### INPUT FOR THIS TASK ###

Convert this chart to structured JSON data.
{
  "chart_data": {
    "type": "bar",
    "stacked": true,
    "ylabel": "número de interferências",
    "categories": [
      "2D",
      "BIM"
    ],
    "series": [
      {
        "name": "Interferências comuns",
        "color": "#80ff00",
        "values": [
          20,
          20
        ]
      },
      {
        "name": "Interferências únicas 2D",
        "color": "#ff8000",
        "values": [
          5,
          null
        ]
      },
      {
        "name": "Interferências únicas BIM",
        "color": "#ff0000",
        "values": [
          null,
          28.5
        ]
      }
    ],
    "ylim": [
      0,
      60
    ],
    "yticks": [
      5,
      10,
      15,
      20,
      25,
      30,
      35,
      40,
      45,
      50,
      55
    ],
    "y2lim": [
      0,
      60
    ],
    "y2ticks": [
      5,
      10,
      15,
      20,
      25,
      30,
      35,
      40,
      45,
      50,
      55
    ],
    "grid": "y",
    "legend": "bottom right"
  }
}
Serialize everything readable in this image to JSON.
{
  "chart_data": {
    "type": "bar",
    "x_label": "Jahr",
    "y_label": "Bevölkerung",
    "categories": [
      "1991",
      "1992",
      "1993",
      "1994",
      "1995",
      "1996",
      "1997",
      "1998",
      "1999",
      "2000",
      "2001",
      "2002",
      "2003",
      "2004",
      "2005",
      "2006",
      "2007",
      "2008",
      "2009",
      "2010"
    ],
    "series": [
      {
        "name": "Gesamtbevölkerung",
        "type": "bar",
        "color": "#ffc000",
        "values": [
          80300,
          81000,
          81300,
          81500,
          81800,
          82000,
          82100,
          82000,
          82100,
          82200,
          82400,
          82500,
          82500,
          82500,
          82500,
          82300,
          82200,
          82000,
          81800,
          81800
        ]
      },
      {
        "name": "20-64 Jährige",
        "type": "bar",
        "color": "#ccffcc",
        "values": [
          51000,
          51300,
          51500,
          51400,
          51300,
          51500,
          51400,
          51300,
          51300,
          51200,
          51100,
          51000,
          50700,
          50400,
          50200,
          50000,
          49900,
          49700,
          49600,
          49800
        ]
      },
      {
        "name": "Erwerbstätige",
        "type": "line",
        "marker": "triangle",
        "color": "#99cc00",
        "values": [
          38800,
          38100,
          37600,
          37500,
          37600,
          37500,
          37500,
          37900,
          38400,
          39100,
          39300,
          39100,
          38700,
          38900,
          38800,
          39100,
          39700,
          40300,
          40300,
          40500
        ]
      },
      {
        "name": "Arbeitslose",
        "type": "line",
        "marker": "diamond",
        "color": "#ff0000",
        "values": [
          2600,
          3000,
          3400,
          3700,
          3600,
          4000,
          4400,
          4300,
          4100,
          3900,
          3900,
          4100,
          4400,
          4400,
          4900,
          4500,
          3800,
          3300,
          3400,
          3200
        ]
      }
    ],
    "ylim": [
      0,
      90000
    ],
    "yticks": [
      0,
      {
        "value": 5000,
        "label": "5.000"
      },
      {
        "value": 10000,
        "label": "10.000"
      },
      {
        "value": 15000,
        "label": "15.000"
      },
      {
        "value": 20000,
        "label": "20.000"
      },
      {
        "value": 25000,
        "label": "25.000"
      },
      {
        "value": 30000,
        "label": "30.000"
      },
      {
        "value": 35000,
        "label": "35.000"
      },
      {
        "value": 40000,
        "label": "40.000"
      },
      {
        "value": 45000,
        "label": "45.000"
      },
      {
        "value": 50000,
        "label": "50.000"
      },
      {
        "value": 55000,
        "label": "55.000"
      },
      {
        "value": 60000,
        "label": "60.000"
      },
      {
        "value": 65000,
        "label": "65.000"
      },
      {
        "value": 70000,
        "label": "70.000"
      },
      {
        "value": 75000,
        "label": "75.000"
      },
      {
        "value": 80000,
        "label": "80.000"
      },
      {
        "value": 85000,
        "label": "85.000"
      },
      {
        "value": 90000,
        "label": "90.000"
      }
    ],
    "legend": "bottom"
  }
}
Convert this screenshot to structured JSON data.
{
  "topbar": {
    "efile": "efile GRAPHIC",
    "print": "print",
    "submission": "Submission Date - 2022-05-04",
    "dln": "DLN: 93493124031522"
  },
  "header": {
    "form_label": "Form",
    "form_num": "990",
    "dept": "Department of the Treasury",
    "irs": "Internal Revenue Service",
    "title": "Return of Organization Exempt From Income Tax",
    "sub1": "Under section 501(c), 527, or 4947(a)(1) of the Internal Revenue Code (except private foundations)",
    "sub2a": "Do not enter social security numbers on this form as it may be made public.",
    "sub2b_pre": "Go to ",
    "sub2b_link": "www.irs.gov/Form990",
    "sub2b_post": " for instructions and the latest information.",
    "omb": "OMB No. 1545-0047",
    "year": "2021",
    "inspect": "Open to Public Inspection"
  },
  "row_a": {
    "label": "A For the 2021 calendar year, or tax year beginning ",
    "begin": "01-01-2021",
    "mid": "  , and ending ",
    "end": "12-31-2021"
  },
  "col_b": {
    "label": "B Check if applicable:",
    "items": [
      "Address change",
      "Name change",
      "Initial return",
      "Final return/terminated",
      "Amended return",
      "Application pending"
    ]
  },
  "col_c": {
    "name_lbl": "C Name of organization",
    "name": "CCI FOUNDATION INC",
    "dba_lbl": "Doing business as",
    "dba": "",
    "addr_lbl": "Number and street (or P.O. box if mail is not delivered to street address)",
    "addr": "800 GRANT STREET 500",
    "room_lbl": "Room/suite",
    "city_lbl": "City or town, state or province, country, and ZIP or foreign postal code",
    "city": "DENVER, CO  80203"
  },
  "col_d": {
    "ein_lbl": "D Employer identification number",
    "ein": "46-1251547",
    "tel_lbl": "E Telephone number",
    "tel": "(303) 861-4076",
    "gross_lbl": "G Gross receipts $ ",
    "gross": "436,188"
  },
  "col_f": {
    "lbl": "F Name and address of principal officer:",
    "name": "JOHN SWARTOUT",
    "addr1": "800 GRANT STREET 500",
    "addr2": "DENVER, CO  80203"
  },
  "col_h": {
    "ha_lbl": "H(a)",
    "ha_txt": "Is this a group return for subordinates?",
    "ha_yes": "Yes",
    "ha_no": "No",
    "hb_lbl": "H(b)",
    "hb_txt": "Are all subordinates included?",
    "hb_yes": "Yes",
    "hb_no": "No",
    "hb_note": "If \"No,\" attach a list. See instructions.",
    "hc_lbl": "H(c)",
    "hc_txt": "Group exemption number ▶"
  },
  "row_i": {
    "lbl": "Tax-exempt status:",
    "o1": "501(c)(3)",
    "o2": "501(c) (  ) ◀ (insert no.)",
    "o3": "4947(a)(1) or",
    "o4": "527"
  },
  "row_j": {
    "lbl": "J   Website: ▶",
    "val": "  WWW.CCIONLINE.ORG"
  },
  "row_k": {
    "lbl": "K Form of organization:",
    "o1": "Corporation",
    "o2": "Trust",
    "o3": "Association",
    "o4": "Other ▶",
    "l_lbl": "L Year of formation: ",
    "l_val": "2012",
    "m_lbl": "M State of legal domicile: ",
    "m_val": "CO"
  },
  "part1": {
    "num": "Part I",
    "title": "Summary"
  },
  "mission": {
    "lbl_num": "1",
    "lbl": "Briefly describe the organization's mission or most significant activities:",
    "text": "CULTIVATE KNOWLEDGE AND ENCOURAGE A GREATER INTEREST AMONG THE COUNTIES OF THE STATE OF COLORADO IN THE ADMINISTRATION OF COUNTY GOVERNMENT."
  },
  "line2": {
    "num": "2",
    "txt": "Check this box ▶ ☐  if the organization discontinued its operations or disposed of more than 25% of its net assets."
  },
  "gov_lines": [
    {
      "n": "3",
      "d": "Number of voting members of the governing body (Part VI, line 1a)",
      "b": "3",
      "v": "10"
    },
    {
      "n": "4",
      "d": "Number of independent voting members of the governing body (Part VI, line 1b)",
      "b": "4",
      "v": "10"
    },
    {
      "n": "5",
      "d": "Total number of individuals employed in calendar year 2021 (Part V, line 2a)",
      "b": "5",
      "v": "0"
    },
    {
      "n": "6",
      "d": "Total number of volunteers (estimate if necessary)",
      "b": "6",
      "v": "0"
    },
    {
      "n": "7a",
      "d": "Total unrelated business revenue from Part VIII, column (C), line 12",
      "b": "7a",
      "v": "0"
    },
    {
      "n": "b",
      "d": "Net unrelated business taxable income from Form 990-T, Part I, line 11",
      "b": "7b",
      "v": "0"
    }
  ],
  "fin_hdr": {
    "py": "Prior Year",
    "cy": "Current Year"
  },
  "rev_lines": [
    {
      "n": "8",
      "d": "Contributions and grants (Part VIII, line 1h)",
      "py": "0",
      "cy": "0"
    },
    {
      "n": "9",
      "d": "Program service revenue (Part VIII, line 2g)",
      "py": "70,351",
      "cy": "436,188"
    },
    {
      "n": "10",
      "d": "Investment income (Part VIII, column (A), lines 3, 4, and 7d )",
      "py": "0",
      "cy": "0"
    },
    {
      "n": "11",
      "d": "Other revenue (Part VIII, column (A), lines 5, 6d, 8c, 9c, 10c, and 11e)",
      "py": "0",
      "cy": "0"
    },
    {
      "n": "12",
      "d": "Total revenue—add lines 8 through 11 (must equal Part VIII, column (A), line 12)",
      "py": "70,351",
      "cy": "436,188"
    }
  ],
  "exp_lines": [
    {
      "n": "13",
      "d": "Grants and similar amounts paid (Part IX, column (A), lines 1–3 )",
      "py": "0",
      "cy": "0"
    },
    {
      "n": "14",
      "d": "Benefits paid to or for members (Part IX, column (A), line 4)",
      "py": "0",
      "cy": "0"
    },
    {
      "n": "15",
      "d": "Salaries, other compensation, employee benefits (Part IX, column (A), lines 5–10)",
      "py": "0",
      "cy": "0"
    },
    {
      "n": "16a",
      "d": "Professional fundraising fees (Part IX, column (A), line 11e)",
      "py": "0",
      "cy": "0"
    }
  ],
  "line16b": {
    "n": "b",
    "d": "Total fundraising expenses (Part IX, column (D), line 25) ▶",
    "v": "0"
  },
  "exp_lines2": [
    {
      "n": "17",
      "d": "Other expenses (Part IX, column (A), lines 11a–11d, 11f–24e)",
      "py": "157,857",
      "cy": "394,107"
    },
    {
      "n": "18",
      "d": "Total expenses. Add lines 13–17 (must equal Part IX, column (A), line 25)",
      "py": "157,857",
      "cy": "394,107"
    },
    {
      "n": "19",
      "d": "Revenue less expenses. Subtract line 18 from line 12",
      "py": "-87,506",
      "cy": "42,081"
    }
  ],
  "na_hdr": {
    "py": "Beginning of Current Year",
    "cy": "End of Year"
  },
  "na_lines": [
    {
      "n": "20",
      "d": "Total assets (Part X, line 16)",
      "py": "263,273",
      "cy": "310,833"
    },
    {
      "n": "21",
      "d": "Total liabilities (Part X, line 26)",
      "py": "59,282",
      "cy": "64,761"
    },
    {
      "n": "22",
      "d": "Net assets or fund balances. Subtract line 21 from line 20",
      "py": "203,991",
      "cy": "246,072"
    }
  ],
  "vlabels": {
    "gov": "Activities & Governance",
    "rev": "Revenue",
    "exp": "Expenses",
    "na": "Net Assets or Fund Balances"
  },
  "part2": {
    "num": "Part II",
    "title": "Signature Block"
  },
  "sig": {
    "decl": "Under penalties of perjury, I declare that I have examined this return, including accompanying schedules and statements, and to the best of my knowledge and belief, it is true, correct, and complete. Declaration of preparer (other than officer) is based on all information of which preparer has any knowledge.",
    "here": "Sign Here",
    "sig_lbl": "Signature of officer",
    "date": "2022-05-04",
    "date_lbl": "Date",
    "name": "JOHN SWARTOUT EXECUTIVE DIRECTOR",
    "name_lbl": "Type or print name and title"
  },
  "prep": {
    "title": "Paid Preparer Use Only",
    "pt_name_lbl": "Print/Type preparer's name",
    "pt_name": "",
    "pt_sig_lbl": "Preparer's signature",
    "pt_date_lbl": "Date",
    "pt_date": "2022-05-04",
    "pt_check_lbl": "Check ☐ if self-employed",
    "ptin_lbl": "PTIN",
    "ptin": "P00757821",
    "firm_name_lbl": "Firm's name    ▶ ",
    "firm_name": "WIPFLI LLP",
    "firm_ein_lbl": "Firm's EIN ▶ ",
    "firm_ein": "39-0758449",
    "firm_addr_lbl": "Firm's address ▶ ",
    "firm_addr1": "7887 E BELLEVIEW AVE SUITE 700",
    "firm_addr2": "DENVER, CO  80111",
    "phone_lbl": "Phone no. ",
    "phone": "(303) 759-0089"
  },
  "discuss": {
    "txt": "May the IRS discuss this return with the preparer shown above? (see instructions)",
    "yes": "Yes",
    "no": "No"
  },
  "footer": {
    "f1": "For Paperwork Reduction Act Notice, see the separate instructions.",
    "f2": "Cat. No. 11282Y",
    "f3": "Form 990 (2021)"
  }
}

###

_GOAL_.
Using the listing above, gather each line that holds the string "title" and copy it.

_WRITTEN RESPONSE_.
    "title": "Return of Organization Exempt From Income Tax",
    "title": "Summary"
    "title": "Signature Block"
    "name_lbl": "Type or print name and title"
    "title": "Paid Preparer Use Only",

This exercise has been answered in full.